> **Provided material**:
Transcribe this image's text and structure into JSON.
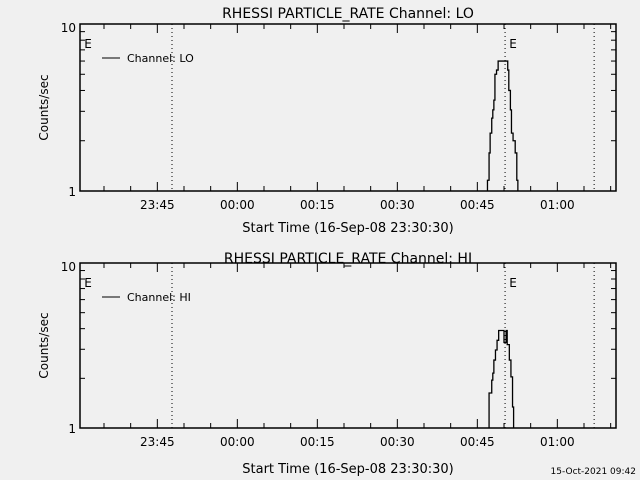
{
  "colors": {
    "background": "#f0f0f0",
    "foreground": "#000000"
  },
  "footer_timestamp": "15-Oct-2021 09:42",
  "chart_data": [
    {
      "type": "line",
      "title": "RHESSI PARTICLE_RATE Channel: LO",
      "xlabel": "Start Time (16-Sep-08 23:30:30)",
      "ylabel": "Counts/sec",
      "yscale": "log",
      "ylim": [
        1,
        10
      ],
      "ytick_labels": [
        "1",
        "10"
      ],
      "x_units": "minutes since 23:30:30",
      "xlim": [
        0,
        100.5
      ],
      "xticks": [
        {
          "t": 14.5,
          "label": "23:45"
        },
        {
          "t": 29.5,
          "label": "00:00"
        },
        {
          "t": 44.5,
          "label": "00:15"
        },
        {
          "t": 59.5,
          "label": "00:30"
        },
        {
          "t": 74.5,
          "label": "00:45"
        },
        {
          "t": 89.5,
          "label": "01:00"
        }
      ],
      "legend": {
        "label": "Channel: LO",
        "placement": "top-left"
      },
      "markers": [
        {
          "t": 0.6,
          "label": "E"
        },
        {
          "t": 80.3,
          "label": "E"
        }
      ],
      "vlines_dotted": [
        17.25,
        79.7,
        96.4
      ],
      "series": [
        {
          "name": "Channel: LO",
          "step": [
            [
              76.4,
              1.16
            ],
            [
              76.7,
              1.69
            ],
            [
              76.9,
              2.22
            ],
            [
              77.2,
              2.73
            ],
            [
              77.4,
              3.06
            ],
            [
              77.6,
              3.5
            ],
            [
              77.8,
              5.0
            ],
            [
              78.1,
              5.3
            ],
            [
              78.4,
              6.0
            ],
            [
              80.2,
              5.3
            ],
            [
              80.4,
              4.0
            ],
            [
              80.7,
              3.06
            ],
            [
              80.9,
              2.22
            ],
            [
              81.2,
              2.0
            ],
            [
              81.6,
              1.69
            ],
            [
              81.9,
              1.16
            ],
            [
              82.1,
              1.0
            ]
          ]
        }
      ]
    },
    {
      "type": "line",
      "title": "RHESSI PARTICLE_RATE Channel: HI",
      "xlabel": "Start Time (16-Sep-08 23:30:30)",
      "ylabel": "Counts/sec",
      "yscale": "log",
      "ylim": [
        1,
        10
      ],
      "ytick_labels": [
        "1",
        "10"
      ],
      "x_units": "minutes since 23:30:30",
      "xlim": [
        0,
        100.5
      ],
      "xticks": [
        {
          "t": 14.5,
          "label": "23:45"
        },
        {
          "t": 29.5,
          "label": "00:00"
        },
        {
          "t": 44.5,
          "label": "00:15"
        },
        {
          "t": 59.5,
          "label": "00:30"
        },
        {
          "t": 74.5,
          "label": "00:45"
        },
        {
          "t": 89.5,
          "label": "01:00"
        }
      ],
      "legend": {
        "label": "Channel: HI",
        "placement": "top-left"
      },
      "markers": [
        {
          "t": 0.6,
          "label": "E"
        },
        {
          "t": 80.3,
          "label": "E"
        }
      ],
      "vlines_dotted": [
        17.25,
        79.7,
        96.4
      ],
      "series": [
        {
          "name": "Channel: HI",
          "step": [
            [
              76.7,
              1.63
            ],
            [
              77.2,
              1.95
            ],
            [
              77.4,
              2.15
            ],
            [
              77.6,
              2.58
            ],
            [
              77.9,
              2.97
            ],
            [
              78.2,
              3.4
            ],
            [
              78.5,
              3.9
            ],
            [
              79.3,
              3.9
            ],
            [
              79.5,
              3.3
            ],
            [
              79.9,
              3.9
            ],
            [
              80.1,
              3.2
            ],
            [
              80.5,
              2.58
            ],
            [
              80.8,
              2.04
            ],
            [
              81.1,
              1.34
            ],
            [
              81.3,
              1.0
            ]
          ]
        }
      ]
    }
  ]
}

> **Aim of the exercise**: Output the entries above exactly. Drop the pictures.

> **Answer to the task**:
Transcribe this image's text and structure into JSON.
{
  "colors": {
    "background": "#f0f0f0",
    "foreground": "#000000"
  },
  "footer_timestamp": "15-Oct-2021 09:42",
  "chart_data": [
    {
      "type": "line",
      "title": "RHESSI PARTICLE_RATE Channel: LO",
      "xlabel": "Start Time (16-Sep-08 23:30:30)",
      "ylabel": "Counts/sec",
      "yscale": "log",
      "ylim": [
        1,
        10
      ],
      "ytick_labels": [
        "1",
        "10"
      ],
      "x_units": "minutes since 23:30:30",
      "xlim": [
        0,
        100.5
      ],
      "xticks": [
        {
          "t": 14.5,
          "label": "23:45"
        },
        {
          "t": 29.5,
          "label": "00:00"
        },
        {
          "t": 44.5,
          "label": "00:15"
        },
        {
          "t": 59.5,
          "label": "00:30"
        },
        {
          "t": 74.5,
          "label": "00:45"
        },
        {
          "t": 89.5,
          "label": "01:00"
        }
      ],
      "legend": {
        "label": "Channel: LO",
        "placement": "top-left"
      },
      "markers": [
        {
          "t": 0.6,
          "label": "E"
        },
        {
          "t": 80.3,
          "label": "E"
        }
      ],
      "vlines_dotted": [
        17.25,
        79.7,
        96.4
      ],
      "series": [
        {
          "name": "Channel: LO",
          "step": [
            [
              76.4,
              1.16
            ],
            [
              76.7,
              1.69
            ],
            [
              76.9,
              2.22
            ],
            [
              77.2,
              2.73
            ],
            [
              77.4,
              3.06
            ],
            [
              77.6,
              3.5
            ],
            [
              77.8,
              5.0
            ],
            [
              78.1,
              5.3
            ],
            [
              78.4,
              6.0
            ],
            [
              80.2,
              5.3
            ],
            [
              80.4,
              4.0
            ],
            [
              80.7,
              3.06
            ],
            [
              80.9,
              2.22
            ],
            [
              81.2,
              2.0
            ],
            [
              81.6,
              1.69
            ],
            [
              81.9,
              1.16
            ],
            [
              82.1,
              1.0
            ]
          ]
        }
      ]
    },
    {
      "type": "line",
      "title": "RHESSI PARTICLE_RATE Channel: HI",
      "xlabel": "Start Time (16-Sep-08 23:30:30)",
      "ylabel": "Counts/sec",
      "yscale": "log",
      "ylim": [
        1,
        10
      ],
      "ytick_labels": [
        "1",
        "10"
      ],
      "x_units": "minutes since 23:30:30",
      "xlim": [
        0,
        100.5
      ],
      "xticks": [
        {
          "t": 14.5,
          "label": "23:45"
        },
        {
          "t": 29.5,
          "label": "00:00"
        },
        {
          "t": 44.5,
          "label": "00:15"
        },
        {
          "t": 59.5,
          "label": "00:30"
        },
        {
          "t": 74.5,
          "label": "00:45"
        },
        {
          "t": 89.5,
          "label": "01:00"
        }
      ],
      "legend": {
        "label": "Channel: HI",
        "placement": "top-left"
      },
      "markers": [
        {
          "t": 0.6,
          "label": "E"
        },
        {
          "t": 80.3,
          "label": "E"
        }
      ],
      "vlines_dotted": [
        17.25,
        79.7,
        96.4
      ],
      "series": [
        {
          "name": "Channel: HI",
          "step": [
            [
              76.7,
              1.63
            ],
            [
              77.2,
              1.95
            ],
            [
              77.4,
              2.15
            ],
            [
              77.6,
              2.58
            ],
            [
              77.9,
              2.97
            ],
            [
              78.2,
              3.4
            ],
            [
              78.5,
              3.9
            ],
            [
              79.3,
              3.9
            ],
            [
              79.5,
              3.3
            ],
            [
              79.9,
              3.9
            ],
            [
              80.1,
              3.2
            ],
            [
              80.5,
              2.58
            ],
            [
              80.8,
              2.04
            ],
            [
              81.1,
              1.34
            ],
            [
              81.3,
              1.0
            ]
          ]
        }
      ]
    }
  ]
}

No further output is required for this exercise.